Page excerpt:

Exhibit 4.4

EX-4.4 3 dex44.htm THIRD SUPPLEMENTAL INDENTURE Third Supplemental Indenture
Exhibit 4.4
 
THIRD SUPPLEMENTAL INDENTURE dated as of March 15, 2002, between IOS Capital, LLC (formerly known as “Alco Capital Resources, Inc., “IKON Capital, Inc.” and “IOS Capital, Inc.”), a limited liability company duly organized and existing under the laws of the State of Delaware (the “Company”), having its principal office at 1738 Bass Road, Macon, Georgia, and JPMorgan Chase Bank (formerly known as “Chemical Bank” and “The Chase Manhattan Bank”), a banking corporation duly organized and existing under the laws of the State of New York, as Trustee (the “Trustee”).
 
WHEREAS the Company and the Trustee have heretofore executed and delivered an Indenture dated as of June 30, 1995, as supplemented by the First Supplemental Indenture dated as of June 4, 1997 and the Second Supplemental Indenture dated as of June 12, 2001 (collectively, the “Indenture”), providing for the issuance from time to time of its unsecured debentures, notes, or other evidences of indebtedness to be issued in one or more series and pursuant to which the Company issued its 9.750% Notes due 2004 (the “Notes”);
 
WHEREAS Section 902 of the Indenture provides that the Company and the Trustee may amend the Indenture with the consent of the Holders of at least 66  2/3% in aggregate principal amount of the Outstanding Securities (such term and each other capitalized term used in this Third Supplemental Indenture and not defined herein having the meanings assigned thereto in the Indenture) of each series affected by such amendment;
 
WHEREAS the Company desires to amend the Indenture, as set forth in Article I hereof;
 
WHEREAS the Holders of a least 66  2/3% in aggregate principal amount of the Notes outstanding have consented to the amendments effected by this Third Supplemental and Indenture; and
 
WHEREAS the Third Supplemental Indenture has been duly authorized by all necessary corporate action on the part of the Company.

The request:
Extend the third supplemental indenture from the point where it stops.

(Element region listings)

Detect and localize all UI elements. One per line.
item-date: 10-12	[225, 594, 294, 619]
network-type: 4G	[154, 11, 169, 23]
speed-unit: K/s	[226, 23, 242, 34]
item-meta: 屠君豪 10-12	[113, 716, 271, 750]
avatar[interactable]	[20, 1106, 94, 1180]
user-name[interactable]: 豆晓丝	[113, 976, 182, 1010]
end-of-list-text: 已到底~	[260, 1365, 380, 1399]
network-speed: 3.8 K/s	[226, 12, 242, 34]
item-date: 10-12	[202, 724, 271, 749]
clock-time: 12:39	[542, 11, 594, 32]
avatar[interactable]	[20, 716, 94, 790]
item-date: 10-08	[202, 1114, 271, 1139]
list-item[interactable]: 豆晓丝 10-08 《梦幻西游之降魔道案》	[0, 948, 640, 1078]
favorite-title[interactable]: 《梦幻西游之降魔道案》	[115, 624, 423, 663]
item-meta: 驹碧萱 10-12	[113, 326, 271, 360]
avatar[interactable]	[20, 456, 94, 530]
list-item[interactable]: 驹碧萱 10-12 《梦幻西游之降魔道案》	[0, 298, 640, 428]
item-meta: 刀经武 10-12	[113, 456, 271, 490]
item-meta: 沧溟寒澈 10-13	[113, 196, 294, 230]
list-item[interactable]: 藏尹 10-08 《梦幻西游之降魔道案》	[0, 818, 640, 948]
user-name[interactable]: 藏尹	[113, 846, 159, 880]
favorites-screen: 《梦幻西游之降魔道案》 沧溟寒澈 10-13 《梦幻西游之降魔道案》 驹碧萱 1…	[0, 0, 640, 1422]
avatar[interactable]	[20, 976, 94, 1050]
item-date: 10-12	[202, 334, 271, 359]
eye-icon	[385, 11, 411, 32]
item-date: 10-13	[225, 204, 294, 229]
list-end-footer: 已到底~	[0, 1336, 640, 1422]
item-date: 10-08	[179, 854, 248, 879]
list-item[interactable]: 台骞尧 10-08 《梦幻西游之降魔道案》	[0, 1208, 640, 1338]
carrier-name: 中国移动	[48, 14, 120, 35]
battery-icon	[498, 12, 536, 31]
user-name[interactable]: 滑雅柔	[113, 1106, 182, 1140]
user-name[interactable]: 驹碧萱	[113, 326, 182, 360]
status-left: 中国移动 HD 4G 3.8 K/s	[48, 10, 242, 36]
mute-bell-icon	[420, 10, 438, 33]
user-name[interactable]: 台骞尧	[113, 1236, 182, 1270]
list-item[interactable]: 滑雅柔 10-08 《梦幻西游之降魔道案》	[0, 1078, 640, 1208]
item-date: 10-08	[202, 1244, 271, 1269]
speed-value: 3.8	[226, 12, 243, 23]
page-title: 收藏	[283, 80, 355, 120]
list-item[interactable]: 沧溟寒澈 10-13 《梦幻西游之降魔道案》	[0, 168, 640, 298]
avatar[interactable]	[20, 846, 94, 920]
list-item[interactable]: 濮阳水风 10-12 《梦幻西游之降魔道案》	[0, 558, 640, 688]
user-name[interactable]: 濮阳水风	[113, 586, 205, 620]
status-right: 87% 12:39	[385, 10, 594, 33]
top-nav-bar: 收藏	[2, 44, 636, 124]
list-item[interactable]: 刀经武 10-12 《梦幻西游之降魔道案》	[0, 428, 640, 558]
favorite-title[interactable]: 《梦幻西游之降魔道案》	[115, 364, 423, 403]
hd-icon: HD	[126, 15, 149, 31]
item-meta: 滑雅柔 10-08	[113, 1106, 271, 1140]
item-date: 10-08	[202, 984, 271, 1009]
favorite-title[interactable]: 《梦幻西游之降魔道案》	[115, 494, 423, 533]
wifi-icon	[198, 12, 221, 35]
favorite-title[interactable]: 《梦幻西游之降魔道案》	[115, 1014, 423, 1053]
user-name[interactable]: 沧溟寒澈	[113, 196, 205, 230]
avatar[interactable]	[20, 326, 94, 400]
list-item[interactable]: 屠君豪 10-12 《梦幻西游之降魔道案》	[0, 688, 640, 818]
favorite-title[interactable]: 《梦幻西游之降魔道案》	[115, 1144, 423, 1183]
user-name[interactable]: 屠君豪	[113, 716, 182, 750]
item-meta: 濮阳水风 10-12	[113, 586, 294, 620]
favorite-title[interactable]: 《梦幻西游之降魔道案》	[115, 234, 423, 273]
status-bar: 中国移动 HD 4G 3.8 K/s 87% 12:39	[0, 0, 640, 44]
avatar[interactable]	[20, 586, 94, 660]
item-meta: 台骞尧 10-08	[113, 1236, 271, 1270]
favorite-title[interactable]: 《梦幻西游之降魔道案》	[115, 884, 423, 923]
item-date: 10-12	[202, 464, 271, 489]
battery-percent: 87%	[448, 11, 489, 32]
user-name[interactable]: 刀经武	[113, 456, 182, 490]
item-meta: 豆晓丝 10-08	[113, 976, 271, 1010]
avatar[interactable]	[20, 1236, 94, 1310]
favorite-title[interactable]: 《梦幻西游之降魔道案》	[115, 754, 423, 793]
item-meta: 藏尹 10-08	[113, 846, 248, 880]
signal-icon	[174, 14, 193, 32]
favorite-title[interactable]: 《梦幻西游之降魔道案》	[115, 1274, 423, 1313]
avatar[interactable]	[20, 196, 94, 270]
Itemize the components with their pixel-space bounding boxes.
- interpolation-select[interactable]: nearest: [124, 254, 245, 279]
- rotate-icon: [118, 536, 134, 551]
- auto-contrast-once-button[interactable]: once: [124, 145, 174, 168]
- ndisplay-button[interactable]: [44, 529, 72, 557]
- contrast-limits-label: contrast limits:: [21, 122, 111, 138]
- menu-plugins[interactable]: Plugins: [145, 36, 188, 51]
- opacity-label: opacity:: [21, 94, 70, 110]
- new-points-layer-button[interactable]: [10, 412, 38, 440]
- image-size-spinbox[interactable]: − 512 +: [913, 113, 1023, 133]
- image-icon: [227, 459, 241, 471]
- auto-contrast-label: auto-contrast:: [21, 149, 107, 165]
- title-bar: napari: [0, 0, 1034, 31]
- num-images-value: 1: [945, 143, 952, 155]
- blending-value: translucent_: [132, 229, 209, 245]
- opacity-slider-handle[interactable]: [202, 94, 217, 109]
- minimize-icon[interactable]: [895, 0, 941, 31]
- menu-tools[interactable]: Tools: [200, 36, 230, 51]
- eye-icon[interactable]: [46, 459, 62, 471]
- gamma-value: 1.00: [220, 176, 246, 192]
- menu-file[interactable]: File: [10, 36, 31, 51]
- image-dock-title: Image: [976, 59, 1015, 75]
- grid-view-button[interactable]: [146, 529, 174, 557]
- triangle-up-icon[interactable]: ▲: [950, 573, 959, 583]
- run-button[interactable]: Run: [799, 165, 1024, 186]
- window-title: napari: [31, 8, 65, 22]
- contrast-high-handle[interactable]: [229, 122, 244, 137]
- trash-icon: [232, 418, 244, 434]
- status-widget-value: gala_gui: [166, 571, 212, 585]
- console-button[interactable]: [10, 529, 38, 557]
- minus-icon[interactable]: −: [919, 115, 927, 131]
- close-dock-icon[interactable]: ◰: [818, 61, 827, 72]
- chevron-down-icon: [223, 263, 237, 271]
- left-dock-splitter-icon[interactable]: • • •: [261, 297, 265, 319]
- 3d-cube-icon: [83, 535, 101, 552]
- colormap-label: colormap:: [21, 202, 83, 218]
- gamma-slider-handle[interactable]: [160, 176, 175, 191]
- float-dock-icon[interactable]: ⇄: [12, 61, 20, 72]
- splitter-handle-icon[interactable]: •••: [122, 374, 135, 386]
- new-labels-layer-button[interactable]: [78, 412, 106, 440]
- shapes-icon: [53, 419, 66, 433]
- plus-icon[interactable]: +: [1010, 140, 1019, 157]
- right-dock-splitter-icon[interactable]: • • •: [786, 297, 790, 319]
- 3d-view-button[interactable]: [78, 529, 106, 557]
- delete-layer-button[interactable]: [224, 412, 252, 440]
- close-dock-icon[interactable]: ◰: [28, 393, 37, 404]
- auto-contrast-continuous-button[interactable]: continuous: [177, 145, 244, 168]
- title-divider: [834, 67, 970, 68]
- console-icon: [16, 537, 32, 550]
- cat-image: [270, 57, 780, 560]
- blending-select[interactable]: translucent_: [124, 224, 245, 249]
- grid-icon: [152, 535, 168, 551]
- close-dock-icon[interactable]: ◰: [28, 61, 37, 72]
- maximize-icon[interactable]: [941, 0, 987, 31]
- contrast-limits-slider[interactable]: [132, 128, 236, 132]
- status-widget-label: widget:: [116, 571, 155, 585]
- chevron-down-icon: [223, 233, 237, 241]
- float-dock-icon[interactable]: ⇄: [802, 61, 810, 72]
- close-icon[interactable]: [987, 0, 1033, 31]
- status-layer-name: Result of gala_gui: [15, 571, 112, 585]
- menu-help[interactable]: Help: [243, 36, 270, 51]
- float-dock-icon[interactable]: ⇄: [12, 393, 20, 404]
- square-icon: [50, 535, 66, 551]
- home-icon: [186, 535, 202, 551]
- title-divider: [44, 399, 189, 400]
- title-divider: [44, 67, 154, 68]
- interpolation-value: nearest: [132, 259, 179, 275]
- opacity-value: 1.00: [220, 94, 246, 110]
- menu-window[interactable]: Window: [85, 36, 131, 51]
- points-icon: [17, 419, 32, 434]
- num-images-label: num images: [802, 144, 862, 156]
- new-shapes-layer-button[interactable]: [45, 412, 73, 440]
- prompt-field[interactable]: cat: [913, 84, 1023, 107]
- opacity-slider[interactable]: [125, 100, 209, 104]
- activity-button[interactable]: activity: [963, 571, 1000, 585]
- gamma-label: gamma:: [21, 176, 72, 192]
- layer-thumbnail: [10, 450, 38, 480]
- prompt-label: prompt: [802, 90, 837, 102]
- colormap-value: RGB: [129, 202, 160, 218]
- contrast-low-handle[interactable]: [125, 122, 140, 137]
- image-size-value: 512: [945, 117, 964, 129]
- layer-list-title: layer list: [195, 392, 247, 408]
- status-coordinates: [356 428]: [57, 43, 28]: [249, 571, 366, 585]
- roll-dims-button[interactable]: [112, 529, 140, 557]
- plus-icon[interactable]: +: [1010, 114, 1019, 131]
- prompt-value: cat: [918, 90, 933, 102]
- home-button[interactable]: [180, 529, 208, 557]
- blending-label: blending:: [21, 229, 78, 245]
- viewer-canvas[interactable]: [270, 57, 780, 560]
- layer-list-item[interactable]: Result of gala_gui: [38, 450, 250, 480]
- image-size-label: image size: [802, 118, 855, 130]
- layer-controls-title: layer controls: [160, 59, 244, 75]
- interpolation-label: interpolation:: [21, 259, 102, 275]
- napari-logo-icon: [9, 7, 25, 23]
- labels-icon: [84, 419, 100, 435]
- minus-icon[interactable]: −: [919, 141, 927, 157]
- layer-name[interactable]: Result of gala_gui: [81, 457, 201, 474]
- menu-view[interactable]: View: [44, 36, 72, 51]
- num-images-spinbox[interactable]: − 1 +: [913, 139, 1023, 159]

Response to this exercise:
 
NOW, THEREFORE, the Company and the Trustee agree as follows for the equal and ratable benefit of the Holders of the Notes:


 
ARTICLE I
Amendments
 
SECTION 1.01.    Amendment to Section 101.    The following definitions are added to Section 101 of the Indenture in appropriate alphabetical order:
 
“Moody’s” means Moody’s Investors Service, Inc. and its successors.
 
“1998 Facility” means all debt of IKON or any Consolidated Subsidiary under the facility established by the Amended and Restated Credit Agreement dated as of January 16, 1998, among IKON, certain Subsidiaries, the lenders party thereto, and First Union National Bank (formerly known as “CoreStates Bank, N.A.”), as Agent, and any facility or facilities (or successive facilities) refinancing or replacing such facility or any other facility constituting the 1998 Facility, in each case as amended from time to time; provided that the aggregate principal amount of the 1998 Facility shall not exceed $600.0 million.
 
“S&P” means Standard & Poor’s Rating Services, a division of McGraw-Hill, Inc., and its successors.
 
“Third Supplemental Indenture” means the Third Supplemental Indenture dated as of March 15, 2002 between the Company and the Trustee.
 
SECTION 1.02.    Amendment to Article Three.    Article Three of the Indenture is amended by the addition of a new Section 311 as follows:
 
Section 311. Additional Interest Solely for the Benefit of the Holders of the 9.750% Notes due 2004.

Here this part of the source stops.